[Begin Rows]

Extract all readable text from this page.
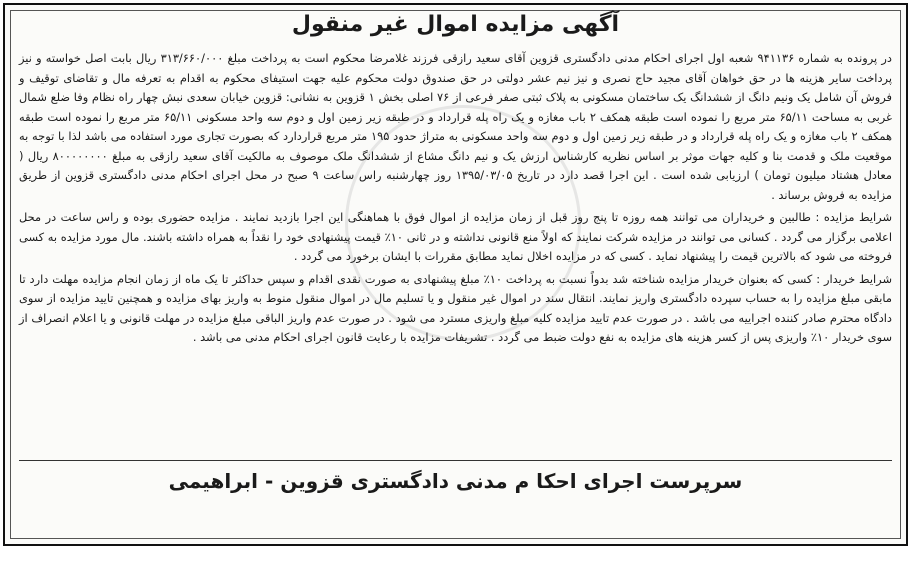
آگهی مزایده اموال غیر منقول

در پرونده به شماره ۹۴۱۱۳۶ شعبه اول اجرای احکام مدنی دادگستری قزوین آقای سعید رازقی فرزند غلامرضا محکوم است به پرداخت مبلغ ۳۱۳/۶۶۰/۰۰۰ ریال بابت اصل خواسته و نیز پرداخت سایر هزینه ها در حق خواهان آقای مجید حاج نصری و نیز نیم عشر دولتی در حق صندوق دولت محکوم علیه جهت استیفای محکوم به اقدام به تعرفه مال و تقاضای توقیف و فروش آن شامل یک ونیم دانگ از ششدانگ یک ساختمان مسکونی به پلاک ثبتی صفر فرعی از ۷۶ اصلی بخش ۱ قزوین به نشانی: قزوین خیابان سعدی نبش چهار راه نظام وفا ضلع شمال غربی به مساحت ۶۵/۱۱ متر مربع را نموده است طبقه همکف ۲ باب مغازه و یک راه پله قرارداد و در طبقه زیر زمین اول و دوم سه واحد مسکونی ۶۵/۱۱ متر مربع را نموده است طبقه همکف ۲ باب مغازه و یک راه پله قرارداد و در طبقه زیر زمین اول و دوم سه واحد مسکونی به متراژ حدود ۱۹۵ متر مربع قراردارد که بصورت تجاری مورد استفاده می باشد لذا با توجه به موقعیت ملک و قدمت بنا و کلیه جهات موثر بر اساس نظریه کارشناس ارزش یک و نیم دانگ مشاع از ششدانگ ملک موصوف به مالکیت آقای سعید رازقی به مبلغ ۸۰۰۰۰۰۰۰۰ ریال ( معادل هشتاد میلیون تومان ) ارزیابی شده است . این اجرا قصد دارد در تاریخ ۱۳۹۵/۰۳/۰۵ روز چهارشنبه راس ساعت ۹ صبح در محل اجرای احکام مدنی دادگستری قزوین از طریق مزایده به فروش برساند .

شرایط مزایده : طالبین و خریداران می توانند همه روزه تا پنج روز قبل از زمان مزایده از اموال فوق با هماهنگی این اجرا بازدید نمایند . مزایده حضوری بوده و راس ساعت در محل اعلامی برگزار می گردد . کسانی می توانند در مزایده شرکت نمایند که اولاً منع قانونی نداشته و در ثانی ۱۰٪ قیمت پیشنهادی خود را نقداً به همراه داشته باشند. مال مورد مزایده به کسی فروخته می شود که بالاترین قیمت را پیشنهاد نماید . کسی که در مزایده اخلال نماید مطابق مقررات با ایشان برخورد می گردد .

شرایط خریدار : کسی که بعنوان خریدار مزایده شناخته شد بدواً نسبت به پرداخت ۱۰٪ مبلغ پیشنهادی به صورت نقدی اقدام و سپس حداکثر تا یک ماه از زمان انجام مزایده مهلت دارد تا مابقی مبلغ مزایده را به حساب سپرده دادگستری واریز نمایند. انتقال سند در اموال غیر منقول و یا تسلیم مال در اموال منقول منوط به واریز بهای مزایده و همچنین تایید مزایده از سوی دادگاه محترم صادر کننده اجراییه می باشد . در صورت عدم تایید مزایده کلیه مبلغ واریزی مسترد می شود . در صورت عدم واریز الباقی مبلغ مزایده در مهلت قانونی و یا اعلام انصراف از سوی خریدار ۱۰٪ واریزی پس از کسر هزینه های مزایده به نفع دولت ضبط می گردد . تشریفات مزایده با رعایت قانون اجرای احکام مدنی می باشد .

سرپرست اجرای احکا م مدنی دادگستری قزوین - ابراهیمی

[End Rows]

## Problem statement
Leave out all pictures, then copy the remaining material exactly.

## Written response
Extract all readable text from this page.
آگهی مزایده اموال غیر منقول

در پرونده به شماره ۹۴۱۱۳۶ شعبه اول اجرای احکام مدنی دادگستری قزوین آقای سعید رازقی فرزند غلامرضا محکوم است به پرداخت مبلغ ۳۱۳/۶۶۰/۰۰۰ ریال بابت اصل خواسته و نیز پرداخت سایر هزینه ها در حق خواهان آقای مجید حاج نصری و نیز نیم عشر دولتی در حق صندوق دولت محکوم علیه جهت استیفای محکوم به اقدام به تعرفه مال و تقاضای توقیف و فروش آن شامل یک ونیم دانگ از ششدانگ یک ساختمان مسکونی به پلاک ثبتی صفر فرعی از ۷۶ اصلی بخش ۱ قزوین به نشانی: قزوین خیابان سعدی نبش چهار راه نظام وفا ضلع شمال غربی به مساحت ۶۵/۱۱ متر مربع را نموده است طبقه همکف ۲ باب مغازه و یک راه پله قرارداد و در طبقه زیر زمین اول و دوم سه واحد مسکونی ۶۵/۱۱ متر مربع را نموده است طبقه همکف ۲ باب مغازه و یک راه پله قرارداد و در طبقه زیر زمین اول و دوم سه واحد مسکونی به متراژ حدود ۱۹۵ متر مربع قراردارد که بصورت تجاری مورد استفاده می باشد لذا با توجه به موقعیت ملک و قدمت بنا و کلیه جهات موثر بر اساس نظریه کارشناس ارزش یک و نیم دانگ مشاع از ششدانگ ملک موصوف به مالکیت آقای سعید رازقی به مبلغ ۸۰۰۰۰۰۰۰۰ ریال ( معادل هشتاد میلیون تومان ) ارزیابی شده است . این اجرا قصد دارد در تاریخ ۱۳۹۵/۰۳/۰۵ روز چهارشنبه راس ساعت ۹ صبح در محل اجرای احکام مدنی دادگستری قزوین از طریق مزایده به فروش برساند .

شرایط مزایده : طالبین و خریداران می توانند همه روزه تا پنج روز قبل از زمان مزایده از اموال فوق با هماهنگی این اجرا بازدید نمایند . مزایده حضوری بوده و راس ساعت در محل اعلامی برگزار می گردد . کسانی می توانند در مزایده شرکت نمایند که اولاً منع قانونی نداشته و در ثانی ۱۰٪ قیمت پیشنهادی خود را نقداً به همراه داشته باشند. مال مورد مزایده به کسی فروخته می شود که بالاترین قیمت را پیشنهاد نماید . کسی که در مزایده اخلال نماید مطابق مقررات با ایشان برخورد می گردد .

شرایط خریدار : کسی که بعنوان خریدار مزایده شناخته شد بدواً نسبت به پرداخت ۱۰٪ مبلغ پیشنهادی به صورت نقدی اقدام و سپس حداکثر تا یک ماه از زمان انجام مزایده مهلت دارد تا مابقی مبلغ مزایده را به حساب سپرده دادگستری واریز نمایند. انتقال سند در اموال غیر منقول و یا تسلیم مال در اموال منقول منوط به واریز بهای مزایده و همچنین تایید مزایده از سوی دادگاه محترم صادر کننده اجراییه می باشد . در صورت عدم تایید مزایده کلیه مبلغ واریزی مسترد می شود . در صورت عدم واریز الباقی مبلغ مزایده در مهلت قانونی و یا اعلام انصراف از سوی خریدار ۱۰٪ واریزی پس از کسر هزینه های مزایده به نفع دولت ضبط می گردد . تشریفات مزایده با رعایت قانون اجرای احکام مدنی می باشد .

سرپرست اجرای احکا م مدنی دادگستری قزوین - ابراهیمی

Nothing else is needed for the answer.